(Records from a data source)
▼▼▼

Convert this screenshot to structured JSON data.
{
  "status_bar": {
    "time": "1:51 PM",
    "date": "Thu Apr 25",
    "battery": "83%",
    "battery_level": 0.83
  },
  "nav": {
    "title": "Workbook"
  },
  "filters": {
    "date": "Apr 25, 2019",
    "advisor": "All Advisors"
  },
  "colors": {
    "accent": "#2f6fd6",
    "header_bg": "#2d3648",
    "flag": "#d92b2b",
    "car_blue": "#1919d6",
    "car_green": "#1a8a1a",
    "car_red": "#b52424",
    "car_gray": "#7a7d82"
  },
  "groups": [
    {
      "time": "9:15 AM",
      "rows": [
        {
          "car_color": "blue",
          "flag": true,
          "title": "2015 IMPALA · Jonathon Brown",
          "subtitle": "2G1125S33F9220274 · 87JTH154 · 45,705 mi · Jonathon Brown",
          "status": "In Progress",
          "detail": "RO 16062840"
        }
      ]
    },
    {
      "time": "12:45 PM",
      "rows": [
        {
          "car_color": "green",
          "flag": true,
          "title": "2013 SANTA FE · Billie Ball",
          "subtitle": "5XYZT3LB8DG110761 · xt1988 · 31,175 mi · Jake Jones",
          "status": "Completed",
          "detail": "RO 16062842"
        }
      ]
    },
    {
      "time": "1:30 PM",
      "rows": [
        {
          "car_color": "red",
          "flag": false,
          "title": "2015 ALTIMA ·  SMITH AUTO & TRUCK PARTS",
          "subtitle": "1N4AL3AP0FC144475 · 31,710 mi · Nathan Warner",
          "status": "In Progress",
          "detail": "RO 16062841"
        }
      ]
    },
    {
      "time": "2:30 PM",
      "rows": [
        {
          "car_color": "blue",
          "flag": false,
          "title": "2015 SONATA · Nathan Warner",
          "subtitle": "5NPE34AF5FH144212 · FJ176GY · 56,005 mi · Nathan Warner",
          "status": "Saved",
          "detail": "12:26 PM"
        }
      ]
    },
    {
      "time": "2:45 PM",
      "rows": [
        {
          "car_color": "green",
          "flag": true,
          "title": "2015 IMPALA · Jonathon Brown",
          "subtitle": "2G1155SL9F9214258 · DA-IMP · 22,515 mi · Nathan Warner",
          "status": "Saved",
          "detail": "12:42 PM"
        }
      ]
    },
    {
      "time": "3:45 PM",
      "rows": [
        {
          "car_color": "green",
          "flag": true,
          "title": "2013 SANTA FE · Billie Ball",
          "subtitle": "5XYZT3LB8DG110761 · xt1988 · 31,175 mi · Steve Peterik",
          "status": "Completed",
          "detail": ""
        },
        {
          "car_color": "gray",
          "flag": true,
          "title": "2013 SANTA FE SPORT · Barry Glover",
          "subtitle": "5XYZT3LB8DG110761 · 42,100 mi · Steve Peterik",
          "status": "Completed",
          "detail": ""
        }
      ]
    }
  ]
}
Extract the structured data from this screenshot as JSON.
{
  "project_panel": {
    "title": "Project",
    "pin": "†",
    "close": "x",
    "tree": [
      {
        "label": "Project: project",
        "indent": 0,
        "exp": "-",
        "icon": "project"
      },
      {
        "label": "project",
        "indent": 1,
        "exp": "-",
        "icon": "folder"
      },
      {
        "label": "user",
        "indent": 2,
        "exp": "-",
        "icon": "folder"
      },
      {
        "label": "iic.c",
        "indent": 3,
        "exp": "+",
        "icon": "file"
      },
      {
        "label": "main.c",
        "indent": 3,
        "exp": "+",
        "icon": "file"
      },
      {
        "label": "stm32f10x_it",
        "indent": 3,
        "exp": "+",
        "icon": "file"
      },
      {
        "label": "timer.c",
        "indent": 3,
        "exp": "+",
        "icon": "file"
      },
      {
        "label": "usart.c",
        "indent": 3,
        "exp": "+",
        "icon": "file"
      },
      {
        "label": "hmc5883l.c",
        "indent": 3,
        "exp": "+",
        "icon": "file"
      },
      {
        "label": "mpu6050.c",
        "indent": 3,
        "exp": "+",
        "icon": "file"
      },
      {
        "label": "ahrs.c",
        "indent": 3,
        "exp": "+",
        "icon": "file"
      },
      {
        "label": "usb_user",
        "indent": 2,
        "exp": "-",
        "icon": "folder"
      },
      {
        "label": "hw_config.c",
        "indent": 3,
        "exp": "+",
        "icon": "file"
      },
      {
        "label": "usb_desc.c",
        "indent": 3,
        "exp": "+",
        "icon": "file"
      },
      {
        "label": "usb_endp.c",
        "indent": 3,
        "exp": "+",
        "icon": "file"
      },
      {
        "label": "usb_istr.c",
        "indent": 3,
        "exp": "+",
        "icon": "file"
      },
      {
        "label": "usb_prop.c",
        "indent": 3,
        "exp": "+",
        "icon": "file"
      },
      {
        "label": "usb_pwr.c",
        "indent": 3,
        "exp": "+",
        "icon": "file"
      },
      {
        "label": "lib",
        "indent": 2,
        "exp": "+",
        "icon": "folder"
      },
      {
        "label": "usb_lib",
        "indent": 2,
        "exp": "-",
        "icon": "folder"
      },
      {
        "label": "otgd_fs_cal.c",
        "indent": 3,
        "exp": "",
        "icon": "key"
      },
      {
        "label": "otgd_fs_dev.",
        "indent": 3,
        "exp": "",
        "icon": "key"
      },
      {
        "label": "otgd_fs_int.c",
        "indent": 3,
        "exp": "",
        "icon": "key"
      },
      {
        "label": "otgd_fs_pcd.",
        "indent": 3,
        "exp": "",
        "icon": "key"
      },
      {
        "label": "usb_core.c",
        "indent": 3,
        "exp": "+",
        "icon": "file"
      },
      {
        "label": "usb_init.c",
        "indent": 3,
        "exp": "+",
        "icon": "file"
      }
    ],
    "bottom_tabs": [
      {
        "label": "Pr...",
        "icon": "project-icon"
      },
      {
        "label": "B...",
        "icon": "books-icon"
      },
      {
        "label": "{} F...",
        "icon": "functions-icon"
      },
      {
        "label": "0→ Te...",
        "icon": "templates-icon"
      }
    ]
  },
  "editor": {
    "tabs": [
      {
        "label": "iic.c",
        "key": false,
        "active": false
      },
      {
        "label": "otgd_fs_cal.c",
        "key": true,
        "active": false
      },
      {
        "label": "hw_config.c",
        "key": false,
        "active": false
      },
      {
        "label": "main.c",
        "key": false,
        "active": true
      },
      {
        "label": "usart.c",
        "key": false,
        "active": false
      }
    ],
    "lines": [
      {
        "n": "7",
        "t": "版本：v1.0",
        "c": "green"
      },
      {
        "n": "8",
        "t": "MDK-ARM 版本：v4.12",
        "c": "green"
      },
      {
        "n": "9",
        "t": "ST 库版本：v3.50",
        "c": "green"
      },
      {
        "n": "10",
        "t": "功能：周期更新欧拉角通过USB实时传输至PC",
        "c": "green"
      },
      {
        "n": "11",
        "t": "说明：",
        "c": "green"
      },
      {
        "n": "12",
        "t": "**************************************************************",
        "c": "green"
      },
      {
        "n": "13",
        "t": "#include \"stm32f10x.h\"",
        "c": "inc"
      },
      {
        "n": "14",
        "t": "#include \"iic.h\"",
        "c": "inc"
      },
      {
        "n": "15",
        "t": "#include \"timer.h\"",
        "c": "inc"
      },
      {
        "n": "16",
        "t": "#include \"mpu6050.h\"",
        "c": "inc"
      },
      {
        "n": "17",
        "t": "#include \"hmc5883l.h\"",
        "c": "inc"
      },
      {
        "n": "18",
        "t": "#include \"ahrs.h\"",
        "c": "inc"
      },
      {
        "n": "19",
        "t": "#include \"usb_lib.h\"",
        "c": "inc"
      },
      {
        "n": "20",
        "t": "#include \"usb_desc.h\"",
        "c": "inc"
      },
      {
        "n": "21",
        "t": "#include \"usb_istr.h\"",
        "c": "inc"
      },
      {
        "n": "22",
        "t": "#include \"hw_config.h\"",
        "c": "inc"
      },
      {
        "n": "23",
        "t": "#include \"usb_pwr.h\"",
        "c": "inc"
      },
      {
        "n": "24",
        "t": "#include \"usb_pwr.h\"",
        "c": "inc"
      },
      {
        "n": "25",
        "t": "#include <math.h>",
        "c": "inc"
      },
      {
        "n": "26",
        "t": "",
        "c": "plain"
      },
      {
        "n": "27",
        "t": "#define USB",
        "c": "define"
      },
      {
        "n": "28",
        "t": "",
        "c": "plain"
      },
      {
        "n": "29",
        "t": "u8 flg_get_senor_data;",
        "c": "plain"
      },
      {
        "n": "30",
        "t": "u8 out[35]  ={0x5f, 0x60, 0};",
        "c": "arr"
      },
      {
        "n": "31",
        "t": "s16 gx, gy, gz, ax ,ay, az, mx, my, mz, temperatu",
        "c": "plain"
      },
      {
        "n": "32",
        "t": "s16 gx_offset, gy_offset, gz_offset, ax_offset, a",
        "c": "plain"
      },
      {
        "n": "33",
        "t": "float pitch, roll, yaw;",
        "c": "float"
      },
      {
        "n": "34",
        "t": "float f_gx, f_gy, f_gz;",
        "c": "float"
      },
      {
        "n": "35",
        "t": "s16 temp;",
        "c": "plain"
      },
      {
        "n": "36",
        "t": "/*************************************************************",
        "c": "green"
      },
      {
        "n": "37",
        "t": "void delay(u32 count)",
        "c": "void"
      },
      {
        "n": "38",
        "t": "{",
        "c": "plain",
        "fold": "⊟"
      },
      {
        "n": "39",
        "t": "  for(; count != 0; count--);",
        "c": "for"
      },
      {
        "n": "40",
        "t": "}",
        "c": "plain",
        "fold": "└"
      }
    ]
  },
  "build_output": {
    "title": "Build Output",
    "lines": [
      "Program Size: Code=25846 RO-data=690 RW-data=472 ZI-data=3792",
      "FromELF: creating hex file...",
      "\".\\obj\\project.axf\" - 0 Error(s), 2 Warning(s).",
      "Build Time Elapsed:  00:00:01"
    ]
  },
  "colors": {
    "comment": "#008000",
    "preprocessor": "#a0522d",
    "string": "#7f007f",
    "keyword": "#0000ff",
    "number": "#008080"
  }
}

▲▲▲

§ Written instruction
Find the lines containing "Nathan" and list every one of them.

§ Result below
          "subtitle": "1N4AL3AP0FC144475 · 31,710 mi · Nathan Warner",
          "title": "2015 SONATA · Nathan Warner",
          "subtitle": "5NPE34AF5FH144212 · FJ176GY · 56,005 mi · Nathan Warner",
          "subtitle": "2G1155SL9F9214258 · DA-IMP · 22,515 mi · Nathan Warner",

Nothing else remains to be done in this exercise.